Texte
:::


    De Pierre Mouterde, professeur de philosophie
    http://sisyphe.org/spip.php?article3514

  • Joseph Latulippe - Inscrit 18 février 2010 09 h 50

    Le populisme du jounal Le Devoir

    Le Parti Québécois de Pauline Marois avec de l’aide du journal le Devoir a réussi à enlever à l’ADQ la mainmise sur le discours identitaire. Aujourd’hui l’ADQ n’est qu’un ombre de lui-même et « trois québécois sur quatre souhaitent plus de fermeté devant les demandes religieuses ».

    Devant un tel succès, le journal constate aujourd’hui une rupture « entre un certain milieu intellectuel et la population » et au nom de la démocratie demande au gouvernement de respecter le point de vue majoritaire. Quelle ironie de voir ce vénérable journal centenaire sombrer ainsi dans le populisme.

    S’il est vrai que le Devoir a publié une diversité de points de vue sur la question identitaire depuis le virage du Parti Québécois, il faut également reconnaître qu’il a laissé une place prépondérante au discours identitaire. Alors qu’il y a tellement d’autres questions qui méritent une attention médiatique, le Devoir a choisi de privilégier celle-ci.

  • Jean-Pierre Audet - Abonné 18 février 2010 10 h 26

    Pierre Mouterde


    Je recommande fortement l'article de Pierre Mouterde auquel fait référence madame St-Amour : http://sisyphe.org/spip.php?article3514

    Ce ne sont donc heureusement pas tous les professeurs de philosophie qui sont pour une laïcité «ouverte». J'ai moi-même enseigné la philosophie à des adultes, mais au niveau collégial, ce qui est très différent du niveau universitaire que je connais bien aussi.

:::

Données fournies
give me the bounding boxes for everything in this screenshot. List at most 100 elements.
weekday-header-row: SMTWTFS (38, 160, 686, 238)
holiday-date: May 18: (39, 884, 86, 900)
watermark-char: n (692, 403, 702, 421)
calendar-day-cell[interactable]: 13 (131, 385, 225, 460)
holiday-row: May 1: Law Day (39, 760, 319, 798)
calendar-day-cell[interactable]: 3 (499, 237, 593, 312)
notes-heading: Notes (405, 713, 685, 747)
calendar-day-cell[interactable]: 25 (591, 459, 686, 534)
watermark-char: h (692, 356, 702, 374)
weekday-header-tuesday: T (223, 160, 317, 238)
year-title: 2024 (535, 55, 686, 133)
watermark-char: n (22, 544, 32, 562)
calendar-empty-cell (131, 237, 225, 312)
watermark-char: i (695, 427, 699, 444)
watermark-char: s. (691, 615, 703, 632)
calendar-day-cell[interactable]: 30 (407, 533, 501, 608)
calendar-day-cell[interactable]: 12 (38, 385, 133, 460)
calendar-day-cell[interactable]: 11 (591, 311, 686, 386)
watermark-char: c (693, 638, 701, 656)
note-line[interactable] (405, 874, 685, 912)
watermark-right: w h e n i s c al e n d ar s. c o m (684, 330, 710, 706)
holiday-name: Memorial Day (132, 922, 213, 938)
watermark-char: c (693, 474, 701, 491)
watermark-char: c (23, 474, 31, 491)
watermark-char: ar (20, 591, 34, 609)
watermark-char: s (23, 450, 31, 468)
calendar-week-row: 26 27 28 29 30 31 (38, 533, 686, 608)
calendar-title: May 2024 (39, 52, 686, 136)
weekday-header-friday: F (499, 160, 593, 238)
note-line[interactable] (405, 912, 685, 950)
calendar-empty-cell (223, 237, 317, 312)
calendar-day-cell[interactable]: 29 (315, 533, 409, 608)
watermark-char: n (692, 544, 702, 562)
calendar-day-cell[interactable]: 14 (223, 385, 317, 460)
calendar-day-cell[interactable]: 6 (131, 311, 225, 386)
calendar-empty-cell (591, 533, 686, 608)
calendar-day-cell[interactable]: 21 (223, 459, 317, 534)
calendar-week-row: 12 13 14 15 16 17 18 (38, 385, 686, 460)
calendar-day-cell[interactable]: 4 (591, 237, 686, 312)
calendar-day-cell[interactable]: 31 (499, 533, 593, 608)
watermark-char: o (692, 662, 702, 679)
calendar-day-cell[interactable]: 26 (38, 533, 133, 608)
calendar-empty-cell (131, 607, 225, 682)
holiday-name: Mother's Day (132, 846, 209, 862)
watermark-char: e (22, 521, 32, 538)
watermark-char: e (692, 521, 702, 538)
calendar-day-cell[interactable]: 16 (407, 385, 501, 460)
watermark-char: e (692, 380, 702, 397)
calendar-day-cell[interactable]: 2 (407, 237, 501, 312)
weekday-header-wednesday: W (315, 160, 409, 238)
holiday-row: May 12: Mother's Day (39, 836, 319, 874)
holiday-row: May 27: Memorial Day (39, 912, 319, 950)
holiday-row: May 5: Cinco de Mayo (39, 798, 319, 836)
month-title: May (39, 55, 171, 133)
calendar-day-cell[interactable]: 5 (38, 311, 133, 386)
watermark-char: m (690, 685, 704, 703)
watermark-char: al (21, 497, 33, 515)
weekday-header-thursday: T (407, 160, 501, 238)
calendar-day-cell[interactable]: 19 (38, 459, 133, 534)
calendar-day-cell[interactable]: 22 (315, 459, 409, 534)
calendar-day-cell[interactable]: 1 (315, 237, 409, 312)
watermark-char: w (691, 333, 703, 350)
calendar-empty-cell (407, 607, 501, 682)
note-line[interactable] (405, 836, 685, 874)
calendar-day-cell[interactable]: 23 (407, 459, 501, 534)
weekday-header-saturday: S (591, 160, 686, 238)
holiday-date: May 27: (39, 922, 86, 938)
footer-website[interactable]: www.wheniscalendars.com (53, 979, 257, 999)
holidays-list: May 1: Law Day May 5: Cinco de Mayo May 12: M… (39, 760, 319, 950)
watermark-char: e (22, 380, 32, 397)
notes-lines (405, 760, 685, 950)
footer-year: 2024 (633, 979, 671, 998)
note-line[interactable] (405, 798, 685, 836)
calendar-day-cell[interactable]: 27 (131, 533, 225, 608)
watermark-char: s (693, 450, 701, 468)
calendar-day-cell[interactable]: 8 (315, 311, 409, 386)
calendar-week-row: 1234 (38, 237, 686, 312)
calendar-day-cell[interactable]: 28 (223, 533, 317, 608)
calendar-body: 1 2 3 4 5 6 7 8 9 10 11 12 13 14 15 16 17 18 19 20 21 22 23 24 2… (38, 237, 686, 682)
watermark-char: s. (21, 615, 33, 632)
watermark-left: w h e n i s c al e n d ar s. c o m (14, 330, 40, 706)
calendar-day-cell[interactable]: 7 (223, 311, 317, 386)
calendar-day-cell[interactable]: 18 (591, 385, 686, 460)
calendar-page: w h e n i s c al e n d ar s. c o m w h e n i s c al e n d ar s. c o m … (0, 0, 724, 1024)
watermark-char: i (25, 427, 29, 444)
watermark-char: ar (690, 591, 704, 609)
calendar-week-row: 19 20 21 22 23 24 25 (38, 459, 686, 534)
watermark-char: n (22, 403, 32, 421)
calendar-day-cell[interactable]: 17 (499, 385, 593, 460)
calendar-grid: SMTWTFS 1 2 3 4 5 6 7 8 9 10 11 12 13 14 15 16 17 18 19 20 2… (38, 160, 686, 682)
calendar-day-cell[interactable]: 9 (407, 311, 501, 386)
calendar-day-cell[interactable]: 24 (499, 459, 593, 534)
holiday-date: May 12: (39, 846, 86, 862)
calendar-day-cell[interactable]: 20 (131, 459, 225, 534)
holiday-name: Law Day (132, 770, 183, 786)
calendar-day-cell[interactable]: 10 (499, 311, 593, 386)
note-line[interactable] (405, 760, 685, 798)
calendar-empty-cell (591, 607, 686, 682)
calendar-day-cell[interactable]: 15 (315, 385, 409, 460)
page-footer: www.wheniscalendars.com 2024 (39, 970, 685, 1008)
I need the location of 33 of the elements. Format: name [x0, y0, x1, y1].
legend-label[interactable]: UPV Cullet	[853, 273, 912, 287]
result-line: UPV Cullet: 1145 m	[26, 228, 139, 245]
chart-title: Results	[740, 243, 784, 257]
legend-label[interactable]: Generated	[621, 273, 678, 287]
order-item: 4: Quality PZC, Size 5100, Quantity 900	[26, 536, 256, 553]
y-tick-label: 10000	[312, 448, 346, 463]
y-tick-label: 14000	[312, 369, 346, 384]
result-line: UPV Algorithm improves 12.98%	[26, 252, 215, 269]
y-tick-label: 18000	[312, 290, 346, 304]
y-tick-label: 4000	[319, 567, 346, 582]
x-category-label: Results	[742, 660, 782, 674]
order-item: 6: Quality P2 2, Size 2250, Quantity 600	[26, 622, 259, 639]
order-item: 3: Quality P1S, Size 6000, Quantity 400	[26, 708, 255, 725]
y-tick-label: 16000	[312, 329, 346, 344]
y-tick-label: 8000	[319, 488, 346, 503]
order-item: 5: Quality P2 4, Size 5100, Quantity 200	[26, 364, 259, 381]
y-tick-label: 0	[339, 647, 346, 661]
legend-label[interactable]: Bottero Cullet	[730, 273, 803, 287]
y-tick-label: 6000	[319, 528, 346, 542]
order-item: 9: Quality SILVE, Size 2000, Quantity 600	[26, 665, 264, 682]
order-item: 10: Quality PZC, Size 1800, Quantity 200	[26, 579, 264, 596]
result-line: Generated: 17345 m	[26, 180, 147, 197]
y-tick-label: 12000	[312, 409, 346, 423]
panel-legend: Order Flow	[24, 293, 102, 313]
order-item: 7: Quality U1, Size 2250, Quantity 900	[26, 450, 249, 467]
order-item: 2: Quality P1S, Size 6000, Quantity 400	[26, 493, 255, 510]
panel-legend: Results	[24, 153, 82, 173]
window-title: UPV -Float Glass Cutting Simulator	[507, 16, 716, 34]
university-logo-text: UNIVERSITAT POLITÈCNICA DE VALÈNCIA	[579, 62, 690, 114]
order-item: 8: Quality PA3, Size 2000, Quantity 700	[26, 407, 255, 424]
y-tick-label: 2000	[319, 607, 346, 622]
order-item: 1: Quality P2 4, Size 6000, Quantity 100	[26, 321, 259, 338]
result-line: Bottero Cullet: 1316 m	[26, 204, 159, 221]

:::

Exercices à faire
1/ Recopiez le passage du texte qui commence par les mots « Devant un tel » et se termine par « dans le populisme. ».
2/ Répondez à ces questions d'après le texte.
(a) Selon Joseph Latulippe, combien de Québécois sur quatre souhaitent plus de fermeté devant les demandes religieuses ?
(b) À quel parti le Parti Québécois a-t-il enlevé la mainmise sur le discours identitaire ?
(c) À quel niveau Jean-Pierre Audet a-t-il enseigné la philosophie à des adultes ?

Réponses dans l'ordre
1/
Devant un tel succès, le journal constate aujourd’hui une rupture « entre un certain milieu intellectuel et la population » et au nom de la démocratie demande au gouvernement de respecter le point de vue majoritaire. Quelle ironie de voir ce vénérable journal centenaire sombrer ainsi dans le populisme.

2/
(a) Trois.
(b) L'ADQ.
(c) Au niveau collégial.